## [Task statement]
Below are some records; repeat them all exactly, minus the pictures.

======== Extracted records ========

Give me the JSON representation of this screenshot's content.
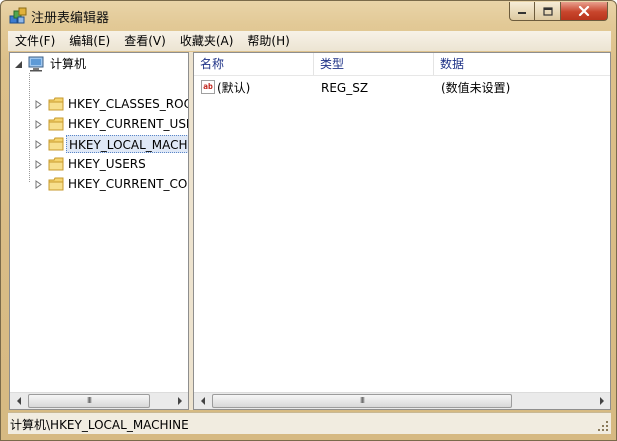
{
  "window": {
    "title": "注册表编辑器"
  },
  "controls": {
    "minimize": "minimize-icon",
    "maximize": "maximize-icon",
    "close": "close-icon"
  },
  "menu": [
    {
      "label": "文件(F)"
    },
    {
      "label": "编辑(E)"
    },
    {
      "label": "查看(V)"
    },
    {
      "label": "收藏夹(A)"
    },
    {
      "label": "帮助(H)"
    }
  ],
  "tree": {
    "root": {
      "label": "计算机",
      "icon": "computer-icon"
    },
    "items": [
      {
        "label": "HKEY_CLASSES_ROOT",
        "selected": false
      },
      {
        "label": "HKEY_CURRENT_USER",
        "selected": false
      },
      {
        "label": "HKEY_LOCAL_MACHINE",
        "selected": true
      },
      {
        "label": "HKEY_USERS",
        "selected": false
      },
      {
        "label": "HKEY_CURRENT_CONFIG",
        "selected": false
      }
    ]
  },
  "list": {
    "columns": {
      "name": "名称",
      "type": "类型",
      "data": "数据"
    },
    "rows": [
      {
        "icon": "string-value-icon",
        "icon_text": "ab",
        "name": "(默认)",
        "type": "REG_SZ",
        "data": "(数值未设置)"
      }
    ]
  },
  "status": {
    "path": "计算机\\HKEY_LOCAL_MACHINE"
  },
  "colors": {
    "frame": "#dcc08a",
    "selection": "#dfe8f6",
    "close": "#c8452c",
    "header_text": "#1e3287"
  }
}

========

## [Complete response]
Give me the JSON representation of this screenshot's content.
{
  "window": {
    "title": "注册表编辑器"
  },
  "controls": {
    "minimize": "minimize-icon",
    "maximize": "maximize-icon",
    "close": "close-icon"
  },
  "menu": [
    {
      "label": "文件(F)"
    },
    {
      "label": "编辑(E)"
    },
    {
      "label": "查看(V)"
    },
    {
      "label": "收藏夹(A)"
    },
    {
      "label": "帮助(H)"
    }
  ],
  "tree": {
    "root": {
      "label": "计算机",
      "icon": "computer-icon"
    },
    "items": [
      {
        "label": "HKEY_CLASSES_ROOT",
        "selected": false
      },
      {
        "label": "HKEY_CURRENT_USER",
        "selected": false
      },
      {
        "label": "HKEY_LOCAL_MACHINE",
        "selected": true
      },
      {
        "label": "HKEY_USERS",
        "selected": false
      },
      {
        "label": "HKEY_CURRENT_CONFIG",
        "selected": false
      }
    ]
  },
  "list": {
    "columns": {
      "name": "名称",
      "type": "类型",
      "data": "数据"
    },
    "rows": [
      {
        "icon": "string-value-icon",
        "icon_text": "ab",
        "name": "(默认)",
        "type": "REG_SZ",
        "data": "(数值未设置)"
      }
    ]
  },
  "status": {
    "path": "计算机\\HKEY_LOCAL_MACHINE"
  },
  "colors": {
    "frame": "#dcc08a",
    "selection": "#dfe8f6",
    "close": "#c8452c",
    "header_text": "#1e3287"
  }
}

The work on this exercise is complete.